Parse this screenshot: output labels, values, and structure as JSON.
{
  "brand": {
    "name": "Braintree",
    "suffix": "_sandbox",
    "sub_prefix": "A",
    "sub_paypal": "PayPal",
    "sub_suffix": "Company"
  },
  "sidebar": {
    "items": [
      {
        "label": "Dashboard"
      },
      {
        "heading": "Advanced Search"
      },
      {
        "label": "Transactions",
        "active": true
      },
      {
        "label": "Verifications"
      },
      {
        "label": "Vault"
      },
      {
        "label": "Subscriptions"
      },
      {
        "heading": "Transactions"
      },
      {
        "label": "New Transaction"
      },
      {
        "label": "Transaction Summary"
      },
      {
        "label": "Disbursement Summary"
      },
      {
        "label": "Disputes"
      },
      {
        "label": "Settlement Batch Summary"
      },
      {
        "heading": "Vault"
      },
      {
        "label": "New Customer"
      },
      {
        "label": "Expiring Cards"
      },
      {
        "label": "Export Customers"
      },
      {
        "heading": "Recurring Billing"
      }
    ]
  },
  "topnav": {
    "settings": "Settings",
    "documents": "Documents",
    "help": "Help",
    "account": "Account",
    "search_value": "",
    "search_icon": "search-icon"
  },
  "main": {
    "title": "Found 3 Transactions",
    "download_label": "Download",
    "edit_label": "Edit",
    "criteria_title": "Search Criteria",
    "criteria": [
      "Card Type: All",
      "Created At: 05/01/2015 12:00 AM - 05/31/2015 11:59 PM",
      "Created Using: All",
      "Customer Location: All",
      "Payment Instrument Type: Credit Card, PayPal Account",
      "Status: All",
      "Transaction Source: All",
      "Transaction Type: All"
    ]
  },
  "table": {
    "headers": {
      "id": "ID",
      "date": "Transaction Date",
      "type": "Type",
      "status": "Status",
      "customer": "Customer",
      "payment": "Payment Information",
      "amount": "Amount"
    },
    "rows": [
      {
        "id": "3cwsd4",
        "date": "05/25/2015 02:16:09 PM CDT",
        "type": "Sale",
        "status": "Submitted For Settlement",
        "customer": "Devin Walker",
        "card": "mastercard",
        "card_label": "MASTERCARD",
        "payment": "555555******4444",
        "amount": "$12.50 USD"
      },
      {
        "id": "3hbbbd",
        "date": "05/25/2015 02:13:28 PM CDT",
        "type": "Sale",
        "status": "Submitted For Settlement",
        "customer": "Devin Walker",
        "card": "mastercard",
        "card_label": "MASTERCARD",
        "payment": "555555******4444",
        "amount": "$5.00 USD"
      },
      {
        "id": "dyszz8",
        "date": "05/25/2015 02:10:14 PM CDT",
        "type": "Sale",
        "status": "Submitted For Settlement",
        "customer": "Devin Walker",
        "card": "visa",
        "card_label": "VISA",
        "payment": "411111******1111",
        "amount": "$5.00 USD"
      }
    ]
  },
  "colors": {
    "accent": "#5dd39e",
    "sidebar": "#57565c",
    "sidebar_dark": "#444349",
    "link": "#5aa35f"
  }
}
━━━━━━━━━━━━━━━━
### TO BE DONE
Copy every line verbatim.

### SOLUTION
Parse this screenshot: output labels, values, and structure as JSON.
{
  "brand": {
    "name": "Braintree",
    "suffix": "_sandbox",
    "sub_prefix": "A",
    "sub_paypal": "PayPal",
    "sub_suffix": "Company"
  },
  "sidebar": {
    "items": [
      {
        "label": "Dashboard"
      },
      {
        "heading": "Advanced Search"
      },
      {
        "label": "Transactions",
        "active": true
      },
      {
        "label": "Verifications"
      },
      {
        "label": "Vault"
      },
      {
        "label": "Subscriptions"
      },
      {
        "heading": "Transactions"
      },
      {
        "label": "New Transaction"
      },
      {
        "label": "Transaction Summary"
      },
      {
        "label": "Disbursement Summary"
      },
      {
        "label": "Disputes"
      },
      {
        "label": "Settlement Batch Summary"
      },
      {
        "heading": "Vault"
      },
      {
        "label": "New Customer"
      },
      {
        "label": "Expiring Cards"
      },
      {
        "label": "Export Customers"
      },
      {
        "heading": "Recurring Billing"
      }
    ]
  },
  "topnav": {
    "settings": "Settings",
    "documents": "Documents",
    "help": "Help",
    "account": "Account",
    "search_value": "",
    "search_icon": "search-icon"
  },
  "main": {
    "title": "Found 3 Transactions",
    "download_label": "Download",
    "edit_label": "Edit",
    "criteria_title": "Search Criteria",
    "criteria": [
      "Card Type: All",
      "Created At: 05/01/2015 12:00 AM - 05/31/2015 11:59 PM",
      "Created Using: All",
      "Customer Location: All",
      "Payment Instrument Type: Credit Card, PayPal Account",
      "Status: All",
      "Transaction Source: All",
      "Transaction Type: All"
    ]
  },
  "table": {
    "headers": {
      "id": "ID",
      "date": "Transaction Date",
      "type": "Type",
      "status": "Status",
      "customer": "Customer",
      "payment": "Payment Information",
      "amount": "Amount"
    },
    "rows": [
      {
        "id": "3cwsd4",
        "date": "05/25/2015 02:16:09 PM CDT",
        "type": "Sale",
        "status": "Submitted For Settlement",
        "customer": "Devin Walker",
        "card": "mastercard",
        "card_label": "MASTERCARD",
        "payment": "555555******4444",
        "amount": "$12.50 USD"
      },
      {
        "id": "3hbbbd",
        "date": "05/25/2015 02:13:28 PM CDT",
        "type": "Sale",
        "status": "Submitted For Settlement",
        "customer": "Devin Walker",
        "card": "mastercard",
        "card_label": "MASTERCARD",
        "payment": "555555******4444",
        "amount": "$5.00 USD"
      },
      {
        "id": "dyszz8",
        "date": "05/25/2015 02:10:14 PM CDT",
        "type": "Sale",
        "status": "Submitted For Settlement",
        "customer": "Devin Walker",
        "card": "visa",
        "card_label": "VISA",
        "payment": "411111******1111",
        "amount": "$5.00 USD"
      }
    ]
  },
  "colors": {
    "accent": "#5dd39e",
    "sidebar": "#57565c",
    "sidebar_dark": "#444349",
    "link": "#5aa35f"
  }
}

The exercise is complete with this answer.